SHORT TASK:
Extract each line bearing the word "name".

ITEMS:

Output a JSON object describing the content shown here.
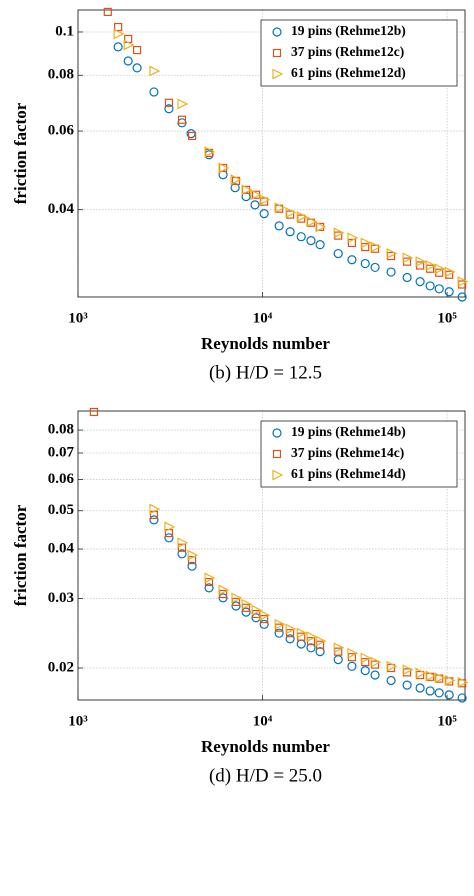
{
  "chart_data": [
    {
      "type": "scatter",
      "xscale": "log",
      "yscale": "log",
      "grid": true,
      "legend": "northeast",
      "x_label": "Reynolds number",
      "y_label": "friction factor",
      "caption": "(b) H/D = 12.5",
      "xlim": [
        1000,
        125000
      ],
      "ylim": [
        0.0255,
        0.112
      ],
      "xticks": [
        {
          "value": 1000,
          "label": "10³"
        },
        {
          "value": 10000,
          "label": "10⁴"
        },
        {
          "value": 100000,
          "label": "10⁵"
        }
      ],
      "yticks": [
        0.04,
        0.06,
        0.08,
        {
          "value": 0.1,
          "label": "0.1"
        }
      ],
      "series": [
        {
          "name": "19 pins (Rehme12b)",
          "color": "#0072BD",
          "marker": "circle",
          "x": [
            1650,
            1870,
            2090,
            2580,
            3110,
            3660,
            4100,
            5130,
            6110,
            7100,
            8140,
            9100,
            10200,
            12300,
            14100,
            16200,
            18300,
            20500,
            25700,
            30500,
            36000,
            40700,
            49700,
            60700,
            71400,
            80900,
            90600,
            102600,
            120600
          ],
          "values": [
            0.0926,
            0.0861,
            0.0831,
            0.0734,
            0.0673,
            0.0626,
            0.0592,
            0.0531,
            0.0479,
            0.0448,
            0.0428,
            0.041,
            0.0392,
            0.0368,
            0.0357,
            0.0348,
            0.0341,
            0.0334,
            0.0319,
            0.0309,
            0.0303,
            0.0297,
            0.029,
            0.0282,
            0.0276,
            0.027,
            0.0266,
            0.0262,
            0.0255
          ]
        },
        {
          "name": "37 pins (Rehme12c)",
          "color": "#D95319",
          "marker": "square",
          "x": [
            1450,
            1650,
            1870,
            2090,
            3110,
            3660,
            4150,
            5130,
            6110,
            7180,
            8140,
            9220,
            10200,
            12300,
            14100,
            16200,
            18300,
            20500,
            25700,
            30500,
            36000,
            40700,
            49700,
            60700,
            71400,
            80900,
            90600,
            102600,
            120600
          ],
          "values": [
            0.1109,
            0.1026,
            0.0965,
            0.0911,
            0.0694,
            0.0636,
            0.0585,
            0.0536,
            0.0496,
            0.0464,
            0.0443,
            0.0432,
            0.0417,
            0.0402,
            0.039,
            0.0382,
            0.0374,
            0.0366,
            0.035,
            0.0337,
            0.033,
            0.0327,
            0.0315,
            0.0306,
            0.03,
            0.0295,
            0.0289,
            0.0286,
            0.0272
          ]
        },
        {
          "name": "61 pins (Rehme12d)",
          "color": "#EDB120",
          "marker": "triangle-right",
          "x": [
            1650,
            1870,
            2580,
            3660,
            5130,
            6110,
            7100,
            8140,
            9100,
            10200,
            12300,
            14100,
            16200,
            18300,
            20500,
            25700,
            30500,
            36000,
            40700,
            49700,
            60700,
            71400,
            80900,
            90600,
            102600,
            120600
          ],
          "values": [
            0.099,
            0.0935,
            0.0818,
            0.069,
            0.0539,
            0.0496,
            0.0467,
            0.0443,
            0.0432,
            0.0421,
            0.0404,
            0.0394,
            0.0386,
            0.0376,
            0.0366,
            0.0355,
            0.0346,
            0.0337,
            0.033,
            0.0319,
            0.0312,
            0.0306,
            0.03,
            0.0295,
            0.029,
            0.0276
          ]
        }
      ]
    },
    {
      "type": "scatter",
      "xscale": "log",
      "yscale": "log",
      "grid": true,
      "legend": "northeast",
      "x_label": "Reynolds number",
      "y_label": "friction factor",
      "caption": "(d) H/D = 25.0",
      "xlim": [
        1000,
        125000
      ],
      "ylim": [
        0.0166,
        0.0894
      ],
      "xticks": [
        {
          "value": 1000,
          "label": "10³"
        },
        {
          "value": 10000,
          "label": "10⁴"
        },
        {
          "value": 100000,
          "label": "10⁵"
        }
      ],
      "yticks": [
        0.02,
        0.03,
        0.04,
        0.05,
        0.06,
        0.07,
        0.08
      ],
      "series": [
        {
          "name": "19 pins (Rehme14b)",
          "color": "#0072BD",
          "marker": "circle",
          "x": [
            2580,
            3110,
            3660,
            4150,
            5130,
            6110,
            7180,
            8140,
            9220,
            10200,
            12300,
            14100,
            16200,
            18300,
            20500,
            25700,
            30500,
            36000,
            40700,
            49700,
            60700,
            71400,
            80900,
            90600,
            102600,
            120600
          ],
          "values": [
            0.0474,
            0.0427,
            0.0389,
            0.0362,
            0.0319,
            0.0301,
            0.0287,
            0.0277,
            0.0268,
            0.0258,
            0.0245,
            0.0237,
            0.023,
            0.0225,
            0.022,
            0.021,
            0.0202,
            0.0197,
            0.0192,
            0.0186,
            0.0181,
            0.0178,
            0.0175,
            0.0173,
            0.0171,
            0.0168
          ]
        },
        {
          "name": "37 pins (Rehme14c)",
          "color": "#D95319",
          "marker": "square",
          "x": [
            1220,
            2580,
            3110,
            3660,
            4150,
            5130,
            6110,
            7180,
            8140,
            9220,
            10200,
            12300,
            14100,
            16200,
            18300,
            20500,
            25700,
            30500,
            36000,
            40700,
            49700,
            60700,
            71400,
            80900,
            90600,
            102600,
            120600
          ],
          "values": [
            0.0889,
            0.0488,
            0.0439,
            0.0403,
            0.0375,
            0.033,
            0.0308,
            0.0294,
            0.0284,
            0.0274,
            0.0266,
            0.0253,
            0.0245,
            0.024,
            0.0234,
            0.0229,
            0.022,
            0.0213,
            0.0207,
            0.0204,
            0.02,
            0.0195,
            0.0192,
            0.019,
            0.0188,
            0.0185,
            0.0183
          ]
        },
        {
          "name": "61 pins (Rehme14d)",
          "color": "#EDB120",
          "marker": "triangle-right",
          "x": [
            2580,
            3110,
            3660,
            4150,
            5130,
            6110,
            7180,
            8140,
            9220,
            10200,
            12300,
            14100,
            16200,
            18300,
            20500,
            25700,
            30500,
            36000,
            40700,
            49700,
            60700,
            71400,
            80900,
            90600,
            102600,
            120600
          ],
          "values": [
            0.0505,
            0.0455,
            0.0415,
            0.0386,
            0.0338,
            0.0315,
            0.0301,
            0.029,
            0.028,
            0.0272,
            0.0258,
            0.0251,
            0.0245,
            0.024,
            0.0234,
            0.0225,
            0.0218,
            0.0212,
            0.0207,
            0.0202,
            0.0198,
            0.0194,
            0.0191,
            0.0189,
            0.0186,
            0.0184
          ]
        }
      ]
    }
  ]
}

ANSWER TO THE EXERCISE:
          "name": "19 pins (Rehme12b)",
          "name": "37 pins (Rehme12c)",
          "name": "61 pins (Rehme12d)",
          "name": "19 pins (Rehme14b)",
          "name": "37 pins (Rehme14c)",
          "name": "61 pins (Rehme14d)",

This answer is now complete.